» Data for this task
· · · · · · ·

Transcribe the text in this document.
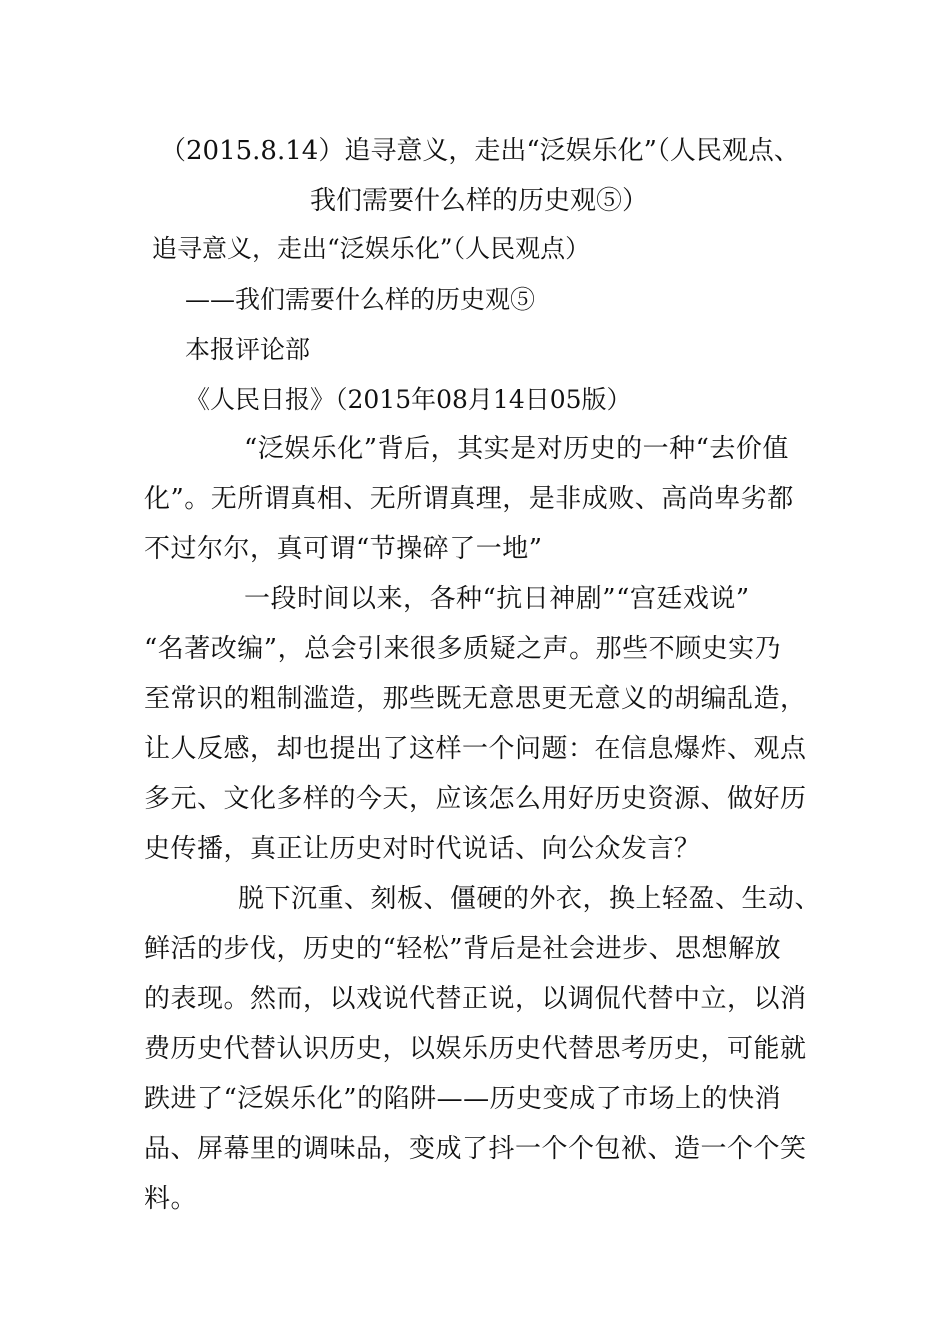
（2015.8.14）追寻意义，走出“泛娱乐化”（人民观点、
我们需要什么样的历史观⑤）
追寻意义，走出“泛娱乐化”（人民观点）
——我们需要什么样的历史观⑤
本报评论部
《人民日报》（2015年08月14日05版）
“泛娱乐化”背后，其实是对历史的一种“去价值
化”。无所谓真相、无所谓真理，是非成败、高尚卑劣都
不过尔尔，真可谓“节操碎了一地”
一段时间以来，各种“抗日神剧”“宫廷戏说”
“名著改编”，总会引来很多质疑之声。那些不顾史实乃
至常识的粗制滥造，那些既无意思更无意义的胡编乱造，
让人反感，却也提出了这样一个问题：在信息爆炸、观点
多元、文化多样的今天，应该怎么用好历史资源、做好历
史传播，真正让历史对时代说话、向公众发言？
脱下沉重、刻板、僵硬的外衣，换上轻盈、生动、
鲜活的步伐，历史的“轻松”背后是社会进步、思想解放
的表现。然而，以戏说代替正说，以调侃代替中立，以消
费历史代替认识历史，以娱乐历史代替思考历史，可能就
跌进了“泛娱乐化”的陷阱——历史变成了市场上的快消
品、屏幕里的调味品，变成了抖一个个包袱、造一个个笑
料。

· · · · · · ·

» Required task
Reproduce the entries above exactly. Do not include the images.

» Solution to the exercise
Transcribe the text in this document.
（2015.8.14）追寻意义，走出“泛娱乐化”（人民观点、
我们需要什么样的历史观⑤）
追寻意义，走出“泛娱乐化”（人民观点）
——我们需要什么样的历史观⑤
本报评论部
《人民日报》（2015年08月14日05版）
“泛娱乐化”背后，其实是对历史的一种“去价值
化”。无所谓真相、无所谓真理，是非成败、高尚卑劣都
不过尔尔，真可谓“节操碎了一地”
一段时间以来，各种“抗日神剧”“宫廷戏说”
“名著改编”，总会引来很多质疑之声。那些不顾史实乃
至常识的粗制滥造，那些既无意思更无意义的胡编乱造，
让人反感，却也提出了这样一个问题：在信息爆炸、观点
多元、文化多样的今天，应该怎么用好历史资源、做好历
史传播，真正让历史对时代说话、向公众发言？
脱下沉重、刻板、僵硬的外衣，换上轻盈、生动、
鲜活的步伐，历史的“轻松”背后是社会进步、思想解放
的表现。然而，以戏说代替正说，以调侃代替中立，以消
费历史代替认识历史，以娱乐历史代替思考历史，可能就
跌进了“泛娱乐化”的陷阱——历史变成了市场上的快消
品、屏幕里的调味品，变成了抖一个个包袱、造一个个笑
料。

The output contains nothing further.